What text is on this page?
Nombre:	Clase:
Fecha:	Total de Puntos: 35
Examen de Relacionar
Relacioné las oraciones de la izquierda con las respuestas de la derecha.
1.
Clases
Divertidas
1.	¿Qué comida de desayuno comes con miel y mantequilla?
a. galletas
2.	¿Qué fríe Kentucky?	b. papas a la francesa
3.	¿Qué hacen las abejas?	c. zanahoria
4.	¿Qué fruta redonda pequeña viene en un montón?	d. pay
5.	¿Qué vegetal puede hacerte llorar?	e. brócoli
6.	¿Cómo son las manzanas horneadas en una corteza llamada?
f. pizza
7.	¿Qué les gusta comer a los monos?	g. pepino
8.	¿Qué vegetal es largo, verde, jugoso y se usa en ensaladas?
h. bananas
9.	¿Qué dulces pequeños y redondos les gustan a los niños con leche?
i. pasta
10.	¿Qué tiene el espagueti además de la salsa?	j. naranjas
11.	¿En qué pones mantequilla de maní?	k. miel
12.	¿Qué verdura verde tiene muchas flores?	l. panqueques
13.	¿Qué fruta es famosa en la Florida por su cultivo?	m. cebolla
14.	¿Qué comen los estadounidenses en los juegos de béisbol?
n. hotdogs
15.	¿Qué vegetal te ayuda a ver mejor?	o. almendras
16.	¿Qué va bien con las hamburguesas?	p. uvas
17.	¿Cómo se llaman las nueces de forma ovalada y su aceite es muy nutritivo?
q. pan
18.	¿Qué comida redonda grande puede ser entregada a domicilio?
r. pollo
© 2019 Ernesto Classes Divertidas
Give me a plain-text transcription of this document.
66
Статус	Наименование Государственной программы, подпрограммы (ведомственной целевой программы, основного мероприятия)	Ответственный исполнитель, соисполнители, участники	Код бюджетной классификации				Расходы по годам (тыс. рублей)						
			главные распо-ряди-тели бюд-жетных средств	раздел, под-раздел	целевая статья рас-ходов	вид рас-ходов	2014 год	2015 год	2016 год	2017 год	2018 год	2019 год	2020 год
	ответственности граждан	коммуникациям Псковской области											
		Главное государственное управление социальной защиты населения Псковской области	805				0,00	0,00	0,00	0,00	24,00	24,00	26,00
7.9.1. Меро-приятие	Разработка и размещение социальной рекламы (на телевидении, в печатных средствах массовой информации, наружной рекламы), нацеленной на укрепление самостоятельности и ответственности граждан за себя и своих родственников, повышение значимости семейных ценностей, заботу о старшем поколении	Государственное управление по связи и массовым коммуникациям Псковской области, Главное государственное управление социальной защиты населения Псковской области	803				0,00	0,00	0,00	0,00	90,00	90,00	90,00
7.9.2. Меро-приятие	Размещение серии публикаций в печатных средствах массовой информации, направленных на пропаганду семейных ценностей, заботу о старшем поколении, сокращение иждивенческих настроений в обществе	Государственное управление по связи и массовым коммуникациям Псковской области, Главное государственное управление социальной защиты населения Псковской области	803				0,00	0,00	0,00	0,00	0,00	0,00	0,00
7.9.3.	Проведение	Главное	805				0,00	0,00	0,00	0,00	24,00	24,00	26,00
- - - -
- [The request] Reproduce the data, keeping every line exactly the same.

- [The reply]
What text is on this page?
Nombre:	Clase:
Fecha:	Total de Puntos: 35
Examen de Relacionar
Relacioné las oraciones de la izquierda con las respuestas de la derecha.
1.
Clases
Divertidas
1.	¿Qué comida de desayuno comes con miel y mantequilla?
a. galletas
2.	¿Qué fríe Kentucky?	b. papas a la francesa
3.	¿Qué hacen las abejas?	c. zanahoria
4.	¿Qué fruta redonda pequeña viene en un montón?	d. pay
5.	¿Qué vegetal puede hacerte llorar?	e. brócoli
6.	¿Cómo son las manzanas horneadas en una corteza llamada?
f. pizza
7.	¿Qué les gusta comer a los monos?	g. pepino
8.	¿Qué vegetal es largo, verde, jugoso y se usa en ensaladas?
h. bananas
9.	¿Qué dulces pequeños y redondos les gustan a los niños con leche?
i. pasta
10.	¿Qué tiene el espagueti además de la salsa?	j. naranjas
11.	¿En qué pones mantequilla de maní?	k. miel
12.	¿Qué verdura verde tiene muchas flores?	l. panqueques
13.	¿Qué fruta es famosa en la Florida por su cultivo?	m. cebolla
14.	¿Qué comen los estadounidenses en los juegos de béisbol?
n. hotdogs
15.	¿Qué vegetal te ayuda a ver mejor?	o. almendras
16.	¿Qué va bien con las hamburguesas?	p. uvas
17.	¿Cómo se llaman las nueces de forma ovalada y su aceite es muy nutritivo?
q. pan
18.	¿Qué comida redonda grande puede ser entregada a domicilio?
r. pollo
© 2019 Ernesto Classes Divertidas
Give me a plain-text transcription of this document.
66
Статус	Наименование Государственной программы, подпрограммы (ведомственной целевой программы, основного мероприятия)	Ответственный исполнитель, соисполнители, участники	Код бюджетной классификации				Расходы по годам (тыс. рублей)						
			главные распо-ряди-тели бюд-жетных средств	раздел, под-раздел	целевая статья рас-ходов	вид рас-ходов	2014 год	2015 год	2016 год	2017 год	2018 год	2019 год	2020 год
	ответственности граждан	коммуникациям Псковской области											
		Главное государственное управление социальной защиты населения Псковской области	805				0,00	0,00	0,00	0,00	24,00	24,00	26,00
7.9.1. Меро-приятие	Разработка и размещение социальной рекламы (на телевидении, в печатных средствах массовой информации, наружной рекламы), нацеленной на укрепление самостоятельности и ответственности граждан за себя и своих родственников, повышение значимости семейных ценностей, заботу о старшем поколении	Государственное управление по связи и массовым коммуникациям Псковской области, Главное государственное управление социальной защиты населения Псковской области	803				0,00	0,00	0,00	0,00	90,00	90,00	90,00
7.9.2. Меро-приятие	Размещение серии публикаций в печатных средствах массовой информации, направленных на пропаганду семейных ценностей, заботу о старшем поколении, сокращение иждивенческих настроений в обществе	Государственное управление по связи и массовым коммуникациям Псковской области, Главное государственное управление социальной защиты населения Псковской области	803				0,00	0,00	0,00	0,00	0,00	0,00	0,00
7.9.3.	Проведение	Главное	805				0,00	0,00	0,00	0,00	24,00	24,00	26,00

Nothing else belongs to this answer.